── Records for the exercise

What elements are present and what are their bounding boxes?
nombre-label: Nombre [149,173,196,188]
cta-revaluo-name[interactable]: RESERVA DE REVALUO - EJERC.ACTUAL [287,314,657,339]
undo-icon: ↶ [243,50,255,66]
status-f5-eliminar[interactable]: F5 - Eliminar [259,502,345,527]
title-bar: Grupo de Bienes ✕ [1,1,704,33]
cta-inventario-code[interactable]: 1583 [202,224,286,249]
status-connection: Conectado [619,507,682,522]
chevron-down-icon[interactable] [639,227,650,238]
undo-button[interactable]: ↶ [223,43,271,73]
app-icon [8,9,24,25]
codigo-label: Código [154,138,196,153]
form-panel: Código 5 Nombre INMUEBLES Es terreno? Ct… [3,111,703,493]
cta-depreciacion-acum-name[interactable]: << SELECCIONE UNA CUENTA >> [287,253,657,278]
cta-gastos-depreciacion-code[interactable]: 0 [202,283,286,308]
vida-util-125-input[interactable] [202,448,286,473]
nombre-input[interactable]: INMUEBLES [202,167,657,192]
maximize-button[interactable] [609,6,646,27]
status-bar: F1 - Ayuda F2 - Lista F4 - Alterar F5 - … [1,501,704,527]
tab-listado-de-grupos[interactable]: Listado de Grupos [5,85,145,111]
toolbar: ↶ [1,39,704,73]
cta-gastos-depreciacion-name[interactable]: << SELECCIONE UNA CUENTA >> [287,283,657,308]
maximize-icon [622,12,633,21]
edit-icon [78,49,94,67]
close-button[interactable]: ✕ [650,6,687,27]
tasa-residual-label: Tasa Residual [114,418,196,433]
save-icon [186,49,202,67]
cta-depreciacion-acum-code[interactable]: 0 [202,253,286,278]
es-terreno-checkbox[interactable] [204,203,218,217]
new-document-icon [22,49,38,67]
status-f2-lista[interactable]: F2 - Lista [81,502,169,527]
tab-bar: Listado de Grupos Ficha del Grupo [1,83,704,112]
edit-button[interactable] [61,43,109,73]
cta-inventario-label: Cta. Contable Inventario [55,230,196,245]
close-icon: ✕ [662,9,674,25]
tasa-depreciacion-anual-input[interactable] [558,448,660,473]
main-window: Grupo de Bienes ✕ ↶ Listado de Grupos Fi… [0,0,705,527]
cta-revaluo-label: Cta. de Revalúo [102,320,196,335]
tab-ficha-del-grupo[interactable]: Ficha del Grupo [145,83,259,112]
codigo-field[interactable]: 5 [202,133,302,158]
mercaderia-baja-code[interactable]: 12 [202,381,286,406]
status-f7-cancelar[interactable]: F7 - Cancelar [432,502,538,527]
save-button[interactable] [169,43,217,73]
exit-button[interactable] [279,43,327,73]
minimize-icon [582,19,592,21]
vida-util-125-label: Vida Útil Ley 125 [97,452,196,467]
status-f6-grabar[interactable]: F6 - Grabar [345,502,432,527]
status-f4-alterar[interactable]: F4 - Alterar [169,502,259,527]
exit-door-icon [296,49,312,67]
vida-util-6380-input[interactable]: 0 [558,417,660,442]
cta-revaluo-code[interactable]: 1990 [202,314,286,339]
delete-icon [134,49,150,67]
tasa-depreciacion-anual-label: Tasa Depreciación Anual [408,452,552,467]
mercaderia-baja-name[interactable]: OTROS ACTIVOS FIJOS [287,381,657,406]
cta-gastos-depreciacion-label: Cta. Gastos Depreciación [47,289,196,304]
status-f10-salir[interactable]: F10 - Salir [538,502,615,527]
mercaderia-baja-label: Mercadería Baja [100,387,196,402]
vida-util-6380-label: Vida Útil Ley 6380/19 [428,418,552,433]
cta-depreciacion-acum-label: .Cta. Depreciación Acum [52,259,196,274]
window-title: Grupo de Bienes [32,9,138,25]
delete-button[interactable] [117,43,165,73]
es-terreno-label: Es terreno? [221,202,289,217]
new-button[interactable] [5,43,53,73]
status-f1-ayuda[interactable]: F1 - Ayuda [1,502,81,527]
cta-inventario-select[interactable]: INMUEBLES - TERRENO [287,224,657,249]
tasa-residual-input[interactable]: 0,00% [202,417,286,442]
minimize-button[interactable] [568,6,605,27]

────

Problem to work on ▸ From the start of the material through the line containing "close-icon: ✕ [662,9,674,25]", swap "Conectado" for "Desconectado" and leave everything else as it is. Return only those lines.

Response to the task ▸
What elements are present and what are their bounding boxes?
nombre-label: Nombre [149,173,196,188]
cta-revaluo-name[interactable]: RESERVA DE REVALUO - EJERC.ACTUAL [287,314,657,339]
undo-icon: ↶ [243,50,255,66]
status-f5-eliminar[interactable]: F5 - Eliminar [259,502,345,527]
title-bar: Grupo de Bienes ✕ [1,1,704,33]
cta-inventario-code[interactable]: 1583 [202,224,286,249]
status-connection: Desconectado [619,507,682,522]
chevron-down-icon[interactable] [639,227,650,238]
undo-button[interactable]: ↶ [223,43,271,73]
app-icon [8,9,24,25]
codigo-label: Código [154,138,196,153]
form-panel: Código 5 Nombre INMUEBLES Es terreno? Ct… [3,111,703,493]
cta-depreciacion-acum-name[interactable]: << SELECCIONE UNA CUENTA >> [287,253,657,278]
cta-gastos-depreciacion-code[interactable]: 0 [202,283,286,308]
vida-util-125-input[interactable] [202,448,286,473]
nombre-input[interactable]: INMUEBLES [202,167,657,192]
maximize-button[interactable] [609,6,646,27]
status-bar: F1 - Ayuda F2 - Lista F4 - Alterar F5 - … [1,501,704,527]
tab-listado-de-grupos[interactable]: Listado de Grupos [5,85,145,111]
toolbar: ↶ [1,39,704,73]
cta-gastos-depreciacion-name[interactable]: << SELECCIONE UNA CUENTA >> [287,283,657,308]
maximize-icon [622,12,633,21]
edit-icon [78,49,94,67]
close-button[interactable]: ✕ [650,6,687,27]
tasa-residual-label: Tasa Residual [114,418,196,433]
save-icon [186,49,202,67]
cta-depreciacion-acum-code[interactable]: 0 [202,253,286,278]
es-terreno-checkbox[interactable] [204,203,218,217]
new-document-icon [22,49,38,67]
status-f2-lista[interactable]: F2 - Lista [81,502,169,527]
tab-bar: Listado de Grupos Ficha del Grupo [1,83,704,112]
edit-button[interactable] [61,43,109,73]
cta-inventario-label: Cta. Contable Inventario [55,230,196,245]
close-icon: ✕ [662,9,674,25]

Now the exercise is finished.